# Text
-----

1. Introduction
Let’s imagine a phone manufacturer that wants his users to be able to receive notifications for incoming calls and text messages on whatever device the user is currently using at home, like their TV or laptop. This vendor would need to develop a client application for the laptop, and have access to the TV’s firmware, since displaying this kind of notification is not natively supported on those devices.
The objective of our research is to free the vendor from this requirement, by providing him with a platform that allows generic development and automatic deployment of his applications onto other home devices, eliminating the need to have access to those. In the first section, the required specifications of this system are explained; the proposed system designed to meet these specifications is described in the second section. The third section gives an evaluation of how well this system solves the original issues by studying a developed prototype. Finally, a comparison of the proposed system and other similar systems is made in the fourth section of this document.
2. Required Specifications
In order to solve this issue, a proposed system should:
2.1. Let Devices Communicate in a Generic Way
To be able to focus on the user experience provided by their devices without spending valuable time studying other potential devices in the user’s home, manufacturers need to have a generic way to make their device communicate with other home appliances. This means that there must be one standard way to share functionalities that is compatible with any device supporting the platform.
2.2. Let Devices Share Any Kind of Feature
This system is intended to let vendors design innovative cross-devices features. Thus, devices supporting this platform should be able to receive any kind of content, not just standard messages. This genericity also means that no manual update should be needed on existing devices to be able to interact with a new device. Thus, manufacturers do not need to develop additional software to be installed on remote devices, as those are potentially already compatible with any functionality they want to make available.
2.3. Keep Devices Updated on Each Other’s States
For devices to automatically interact with each other so as to create a user experience as a whole, they need to know which devices are active and can provide them with additional content at any time. This enables vendors to develop user experiences based on all the devices surrounding the user, without requiring any user interaction. The goal is for several devices to create a user experience as one system, rather than having the user manually connect each independent device. For example, if a user receives a call while watching TV, the TV should automatically be aware of the state of the phone, and could prompt the user for starting a video call; in this situation, the phone and the TV can be seen as one system automatically configured to receive calls.
2.4. Be Easy to Implement for Vendors
Device manufacturers would never choose to implement a feature if the development cost is too high compared to the potential benefit. Thus, making devices compatible with this platform and developing applications for them must be easy and fast.
Finally, learning how to use the platform must be simple for developers, as the availability of qualified developers for a platform is directly reflected on development costs. This means that the use of recent and widespread technologies must be preferred.
3. Proposed System
3.1. Basic Process
In the proposed system, which basic process is illustrated in Figure 1, a generic UPnP platform (referred to as “the UPnP platform”) is deployed on remote devices. The platform takes care of receiving and executing compatible applications; those applications are written in generic code and packaged inside the vendor’s device.
Figure 1. Basic operation of the system.
Once the platform finds the vendor’s device through UPnP discovery, it downloads the application code from it; this way, client applications are deployed on-the-fly on compatible devices, and no manual update is required.

-----

# Supplied data
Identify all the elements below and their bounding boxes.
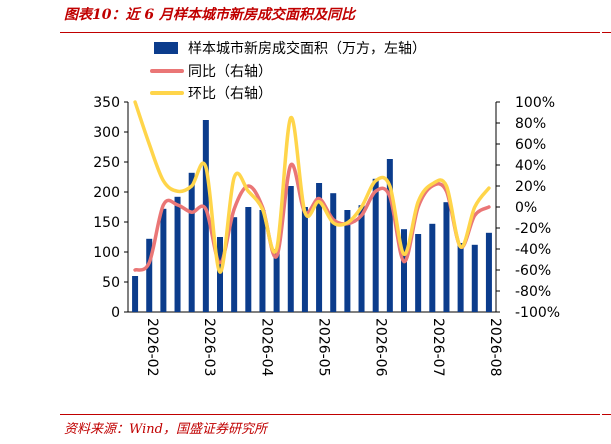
left-axis-tick-label: 0 <box>111 305 120 321</box>
left-axis-tick-label: 250 <box>93 155 120 171</box>
x-axis-tick-label: 2026-08 <box>487 318 503 377</box>
bottom-rule <box>60 414 600 415</box>
data-bar <box>217 237 223 312</box>
left-axis-tick-label: 100 <box>93 245 120 261</box>
data-bar <box>146 238 153 312</box>
data-bar <box>188 172 195 312</box>
right-axis-tick-label: -20% <box>515 221 551 237</box>
data-bar <box>386 159 393 312</box>
right-axis-tick-label: -100% <box>515 305 560 321</box>
data-bar <box>316 183 323 312</box>
left-axis-tick-label: 150 <box>93 215 120 231</box>
data-bar <box>231 217 238 312</box>
right-axis-tick-label: -60% <box>515 263 551 279</box>
source-note: 资料来源：Wind，国盛证券研究所 <box>64 422 267 437</box>
x-axis-tick-label: 2026-03 <box>201 318 217 377</box>
bar-series <box>132 120 492 312</box>
data-bar <box>132 276 139 312</box>
data-bar <box>287 186 294 312</box>
x-axis-tick-label: 2026-04 <box>258 318 274 377</box>
left-axis-tick-label: 50 <box>102 275 120 291</box>
left-axis-tick-label: 200 <box>93 185 120 201</box>
left-axis-tick-label: 300 <box>93 125 120 141</box>
legend-label: 样本城市新房成交面积（万方，左轴） <box>188 40 426 57</box>
legend-label: 环比（右轴） <box>188 86 272 102</box>
axes-group: 0 50 100 150 200 250 300 350 -100% -80% -60% -40% -2… <box>93 95 560 377</box>
right-axis-tick-label: 80% <box>515 116 546 132</box>
x-axis-tick-label: 2026-02 <box>144 318 160 377</box>
x-axis-tick-label: 2026-05 <box>316 318 332 377</box>
data-bar <box>301 207 308 312</box>
x-axis-tick-label: 2026-06 <box>373 318 389 377</box>
mom-line <box>133 100 491 274</box>
data-bar <box>160 208 167 312</box>
legend-label: 同比（右轴） <box>188 64 272 80</box>
right-axis-tick-label: 40% <box>515 158 546 174</box>
data-bar <box>174 196 181 312</box>
left-axis-tick-label: 350 <box>93 95 120 111</box>
x-axis-tick-label: 2026-07 <box>430 318 446 377</box>
data-bar <box>485 232 492 312</box>
right-axis-tick-label: 20% <box>515 179 546 195</box>
right-axis-tick-label: 0% <box>515 200 537 216</box>
data-bar <box>372 178 379 312</box>
right-axis-tick-label: 60% <box>515 137 546 153</box>
right-edge-mark-top <box>602 32 611 33</box>
data-bar <box>457 243 464 312</box>
legend-swatch-bar <box>154 42 178 54</box>
data-bar <box>202 120 209 312</box>
data-bar <box>401 229 407 312</box>
top-rule <box>60 32 600 33</box>
data-bar <box>429 223 436 312</box>
legend: 样本城市新房成交面积（万方，左轴） 同比（右轴） 环比（右轴） <box>150 40 426 102</box>
right-axis-tick-label: -80% <box>515 284 551 300</box>
data-bar <box>415 234 422 312</box>
data-bar <box>471 244 478 312</box>
data-bar <box>358 205 365 312</box>
data-bar <box>259 210 266 312</box>
right-axis-tick-label: 100% <box>515 95 555 111</box>
data-bar <box>330 193 337 312</box>
figure-caption: 图表10：近 6 月样本城市新房成交面积及同比 <box>64 7 355 23</box>
data-bar <box>344 210 351 312</box>
line-series <box>133 100 491 274</box>
data-bar <box>273 249 280 312</box>
data-bar <box>245 207 252 312</box>
yoy-line <box>133 162 491 272</box>
data-bar <box>443 202 450 312</box>
right-edge-mark-bottom <box>602 414 611 415</box>
right-axis-tick-label: -40% <box>515 242 551 258</box>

-----

# Exercise set
**a.** In the text on the UPnP home-device platform, what does the platform download from the vendor's device once it finds it through UPnP discovery?
**b.** Continue the text on the UPnP home-device platform, picking up after its last sentence.

# Results for each task
**a.** It downloads the application code.

**b.**
The language chosen for the generic applications to be downloaded and executed is HTML5/Javascript. A Javascript API supported by the UPnP platform on remote devices ensures that the JavaScript code can use lower-level functionalities not supported by HTML5, such as controlling the application window or sending UPnP commands.
3.2. Technology Choices
3.2.1. Device Discovery and Eventing: UPnP
UPnP is already very popular among device vendors, and is designed to enable devices to discover themselves and share their states in a generic way. Thus, it is very well suited for handling discovery. In the discovery phase, UPnP communicates a presentation URL for the service, which is used to specify the location of the client code to download. Additionally, once the discovery phase is completed and applications have been deployed, UPnP can be a convenient way for devices to communicate.
3.2.2. Code Download: HTTPS
Because the UPnP platform is going to download and execute code from other devices, it is necessary to have a safe method to check these devices are trusted. In our proposed system, we use HTTPS to download this code, and we validate the vendor’s device’s public key using a list of user-approved keys. This means that the user has to approve the vendor’s device on remote devices the first time it is discovered. Once this is done, the generic client can be sure that every communication made with this public key originates from the approved device [1] .
To let the user add trusted devices, the UPnP platform application can either use the UPnP Device Protection service [2] if the remote device supports it, or simply ask the user to press a hardware or software button to approve newly discovered devices.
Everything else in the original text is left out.